짧은 문제: 아래의 모든 행을 한 글자도 바꾸지 말고 그대로 다시 적으세요. 그림은 답에 넣지 마세요.

원본 데이터:
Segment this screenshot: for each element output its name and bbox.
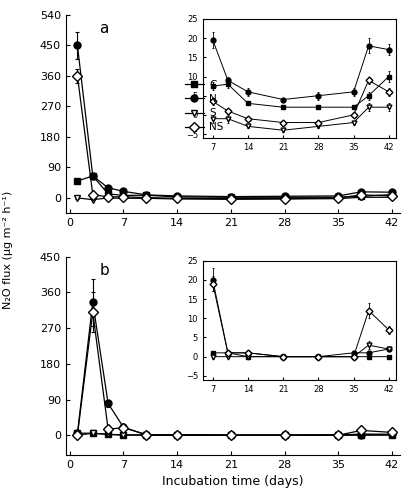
Legend: C, N, S, NS: C, N, S, NS: [181, 76, 227, 136]
X-axis label: Incubation time (days): Incubation time (days): [162, 476, 304, 488]
Text: a: a: [99, 21, 109, 36]
Text: b: b: [99, 262, 109, 278]
Text: N₂O flux (μg m⁻² h⁻¹): N₂O flux (μg m⁻² h⁻¹): [3, 191, 13, 309]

최종 결과:
Segment this screenshot: for each element output its name and bbox.
Legend: C, N, S, NS: C, N, S, NS: [181, 76, 227, 136]
X-axis label: Incubation time (days): Incubation time (days): [162, 476, 304, 488]
Text: a: a: [99, 21, 109, 36]
Text: b: b: [99, 262, 109, 278]
Text: N₂O flux (μg m⁻² h⁻¹): N₂O flux (μg m⁻² h⁻¹): [3, 191, 13, 309]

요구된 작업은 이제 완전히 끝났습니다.